## Exercise details
Go through the lines below. Copy those with "kiếm".

[Stored data]
Start

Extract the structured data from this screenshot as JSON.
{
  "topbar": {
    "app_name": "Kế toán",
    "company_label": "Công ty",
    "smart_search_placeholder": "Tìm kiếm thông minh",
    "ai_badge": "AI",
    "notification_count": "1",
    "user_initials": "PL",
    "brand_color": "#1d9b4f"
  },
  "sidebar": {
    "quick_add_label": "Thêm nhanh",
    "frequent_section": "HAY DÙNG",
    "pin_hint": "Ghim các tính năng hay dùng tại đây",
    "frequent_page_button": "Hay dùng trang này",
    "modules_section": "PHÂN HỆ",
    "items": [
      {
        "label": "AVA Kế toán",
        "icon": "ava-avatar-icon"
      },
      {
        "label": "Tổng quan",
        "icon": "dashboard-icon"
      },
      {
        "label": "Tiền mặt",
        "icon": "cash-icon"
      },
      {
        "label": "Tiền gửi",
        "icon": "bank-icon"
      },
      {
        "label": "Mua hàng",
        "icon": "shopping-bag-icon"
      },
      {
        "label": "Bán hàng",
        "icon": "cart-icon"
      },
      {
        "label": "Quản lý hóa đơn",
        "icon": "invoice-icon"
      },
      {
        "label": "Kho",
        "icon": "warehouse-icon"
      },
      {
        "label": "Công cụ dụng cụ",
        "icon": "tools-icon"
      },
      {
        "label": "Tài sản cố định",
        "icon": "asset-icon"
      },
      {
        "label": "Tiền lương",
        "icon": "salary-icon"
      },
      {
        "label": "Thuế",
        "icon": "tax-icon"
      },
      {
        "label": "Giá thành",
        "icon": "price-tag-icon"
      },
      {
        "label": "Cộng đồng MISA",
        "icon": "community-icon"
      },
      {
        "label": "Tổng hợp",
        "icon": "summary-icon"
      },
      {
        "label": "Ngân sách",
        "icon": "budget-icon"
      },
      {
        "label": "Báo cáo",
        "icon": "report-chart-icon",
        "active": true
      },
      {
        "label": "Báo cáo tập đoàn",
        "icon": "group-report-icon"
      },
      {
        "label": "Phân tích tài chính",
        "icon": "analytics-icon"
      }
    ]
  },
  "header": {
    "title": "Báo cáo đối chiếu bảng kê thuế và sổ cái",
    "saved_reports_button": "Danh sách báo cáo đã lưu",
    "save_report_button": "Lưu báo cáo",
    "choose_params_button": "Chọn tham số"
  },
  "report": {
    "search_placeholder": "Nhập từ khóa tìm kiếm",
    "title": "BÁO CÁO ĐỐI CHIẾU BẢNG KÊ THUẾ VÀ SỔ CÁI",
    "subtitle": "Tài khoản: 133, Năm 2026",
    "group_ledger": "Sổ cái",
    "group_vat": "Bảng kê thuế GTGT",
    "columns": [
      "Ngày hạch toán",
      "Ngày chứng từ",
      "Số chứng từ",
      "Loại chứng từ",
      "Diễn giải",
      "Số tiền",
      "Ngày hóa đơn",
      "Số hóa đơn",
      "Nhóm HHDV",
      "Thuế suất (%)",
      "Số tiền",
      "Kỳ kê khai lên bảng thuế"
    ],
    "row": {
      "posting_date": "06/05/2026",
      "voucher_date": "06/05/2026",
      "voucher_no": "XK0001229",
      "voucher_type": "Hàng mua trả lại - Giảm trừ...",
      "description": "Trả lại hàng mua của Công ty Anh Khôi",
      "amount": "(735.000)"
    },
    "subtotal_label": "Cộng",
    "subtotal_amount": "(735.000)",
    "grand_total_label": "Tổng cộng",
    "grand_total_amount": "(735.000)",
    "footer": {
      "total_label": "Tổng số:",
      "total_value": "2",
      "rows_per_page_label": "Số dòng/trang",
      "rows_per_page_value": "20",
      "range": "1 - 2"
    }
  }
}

End
Start

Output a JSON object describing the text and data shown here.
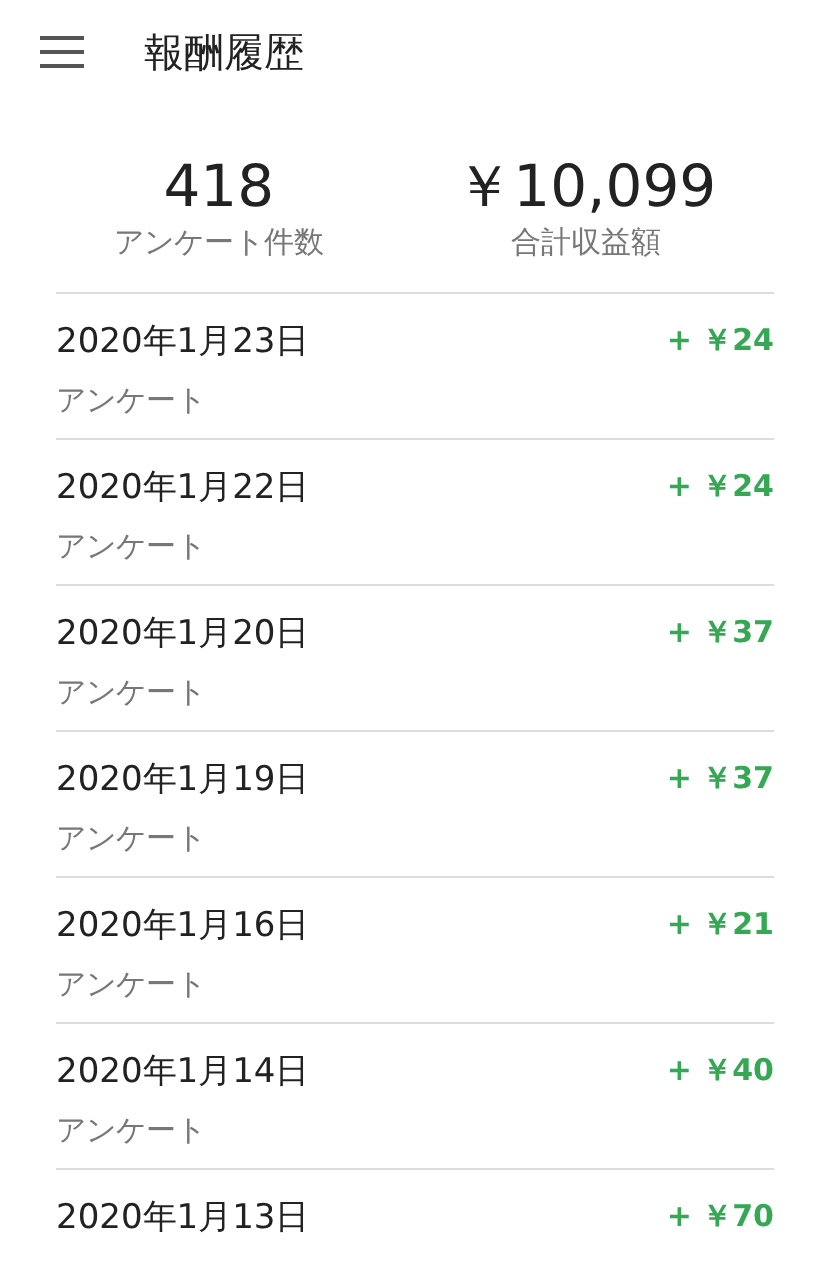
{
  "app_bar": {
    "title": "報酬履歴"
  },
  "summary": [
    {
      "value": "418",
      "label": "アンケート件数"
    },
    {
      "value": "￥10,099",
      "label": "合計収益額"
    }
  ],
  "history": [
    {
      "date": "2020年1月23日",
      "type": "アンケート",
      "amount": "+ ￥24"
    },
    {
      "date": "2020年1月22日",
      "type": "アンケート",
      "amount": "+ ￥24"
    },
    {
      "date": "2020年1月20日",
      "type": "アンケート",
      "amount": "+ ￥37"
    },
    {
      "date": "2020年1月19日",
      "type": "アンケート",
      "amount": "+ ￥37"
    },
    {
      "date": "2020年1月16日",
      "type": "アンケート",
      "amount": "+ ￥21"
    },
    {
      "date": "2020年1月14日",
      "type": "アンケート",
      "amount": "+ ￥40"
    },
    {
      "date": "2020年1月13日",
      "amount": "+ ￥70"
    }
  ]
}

End

## Problem solution
    "smart_search_placeholder": "Tìm kiếm thông minh",
    "search_placeholder": "Nhập từ khóa tìm kiếm",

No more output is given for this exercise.